YOUR TASK:
Quote the listing below in its entirety, omitting every image.

SUPPLIED MATERIAL:
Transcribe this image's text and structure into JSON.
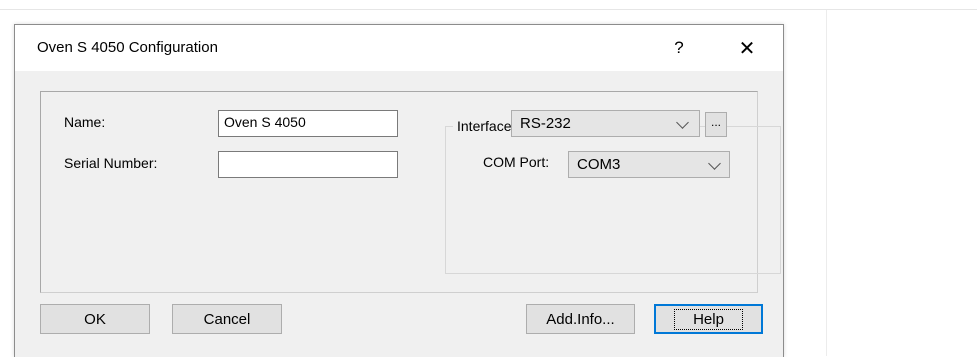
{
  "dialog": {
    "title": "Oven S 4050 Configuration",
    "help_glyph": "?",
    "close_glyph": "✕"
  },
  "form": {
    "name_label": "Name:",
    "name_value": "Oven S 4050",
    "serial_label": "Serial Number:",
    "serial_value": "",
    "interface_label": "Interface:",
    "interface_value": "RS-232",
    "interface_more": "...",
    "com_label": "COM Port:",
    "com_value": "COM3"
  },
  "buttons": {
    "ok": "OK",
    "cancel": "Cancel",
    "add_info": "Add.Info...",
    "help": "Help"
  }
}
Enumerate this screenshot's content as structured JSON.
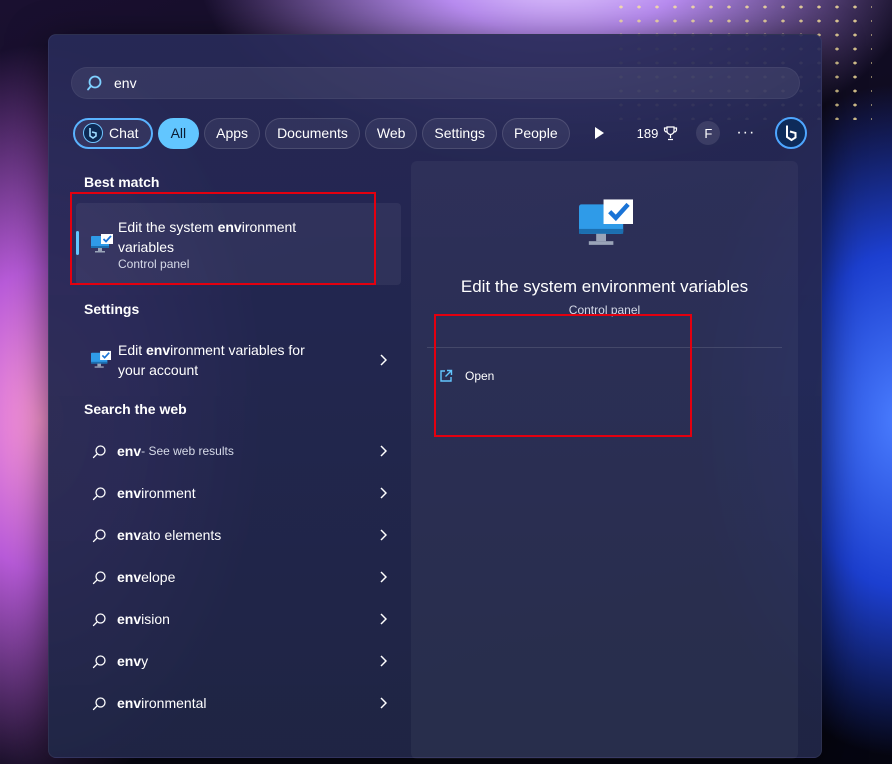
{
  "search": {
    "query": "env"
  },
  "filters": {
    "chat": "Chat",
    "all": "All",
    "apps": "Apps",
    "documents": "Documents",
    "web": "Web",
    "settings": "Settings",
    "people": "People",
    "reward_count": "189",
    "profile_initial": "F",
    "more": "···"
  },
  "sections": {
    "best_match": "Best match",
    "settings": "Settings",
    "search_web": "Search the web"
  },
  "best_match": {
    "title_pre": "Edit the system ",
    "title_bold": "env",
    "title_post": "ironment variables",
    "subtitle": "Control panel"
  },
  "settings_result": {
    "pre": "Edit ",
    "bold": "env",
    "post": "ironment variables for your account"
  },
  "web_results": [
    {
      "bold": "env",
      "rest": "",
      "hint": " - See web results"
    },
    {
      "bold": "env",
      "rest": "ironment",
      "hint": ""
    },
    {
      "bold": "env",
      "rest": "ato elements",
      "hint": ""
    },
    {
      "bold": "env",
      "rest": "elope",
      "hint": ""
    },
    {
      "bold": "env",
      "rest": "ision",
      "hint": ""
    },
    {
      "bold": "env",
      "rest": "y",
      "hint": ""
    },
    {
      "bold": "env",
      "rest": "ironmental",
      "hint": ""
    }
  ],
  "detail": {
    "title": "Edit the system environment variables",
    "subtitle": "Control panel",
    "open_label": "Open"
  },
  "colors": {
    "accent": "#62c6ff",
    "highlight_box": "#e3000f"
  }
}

WORKED ANSWER:
Transcribe this image's text and structure into JSON.
{
  "dialog": {
    "title": "Oven S 4050 Configuration",
    "help_glyph": "?",
    "close_glyph": "✕"
  },
  "form": {
    "name_label": "Name:",
    "name_value": "Oven S 4050",
    "serial_label": "Serial Number:",
    "serial_value": "",
    "interface_label": "Interface:",
    "interface_value": "RS-232",
    "interface_more": "...",
    "com_label": "COM Port:",
    "com_value": "COM3"
  },
  "buttons": {
    "ok": "OK",
    "cancel": "Cancel",
    "add_info": "Add.Info...",
    "help": "Help"
  }
}
Enumerate this screenshot's content as structured JSON.
{
  "search": {
    "query": "env"
  },
  "filters": {
    "chat": "Chat",
    "all": "All",
    "apps": "Apps",
    "documents": "Documents",
    "web": "Web",
    "settings": "Settings",
    "people": "People",
    "reward_count": "189",
    "profile_initial": "F",
    "more": "···"
  },
  "sections": {
    "best_match": "Best match",
    "settings": "Settings",
    "search_web": "Search the web"
  },
  "best_match": {
    "title_pre": "Edit the system ",
    "title_bold": "env",
    "title_post": "ironment variables",
    "subtitle": "Control panel"
  },
  "settings_result": {
    "pre": "Edit ",
    "bold": "env",
    "post": "ironment variables for your account"
  },
  "web_results": [
    {
      "bold": "env",
      "rest": "",
      "hint": " - See web results"
    },
    {
      "bold": "env",
      "rest": "ironment",
      "hint": ""
    },
    {
      "bold": "env",
      "rest": "ato elements",
      "hint": ""
    },
    {
      "bold": "env",
      "rest": "elope",
      "hint": ""
    },
    {
      "bold": "env",
      "rest": "ision",
      "hint": ""
    },
    {
      "bold": "env",
      "rest": "y",
      "hint": ""
    },
    {
      "bold": "env",
      "rest": "ironmental",
      "hint": ""
    }
  ],
  "detail": {
    "title": "Edit the system environment variables",
    "subtitle": "Control panel",
    "open_label": "Open"
  },
  "colors": {
    "accent": "#62c6ff",
    "highlight_box": "#e3000f"
  }
}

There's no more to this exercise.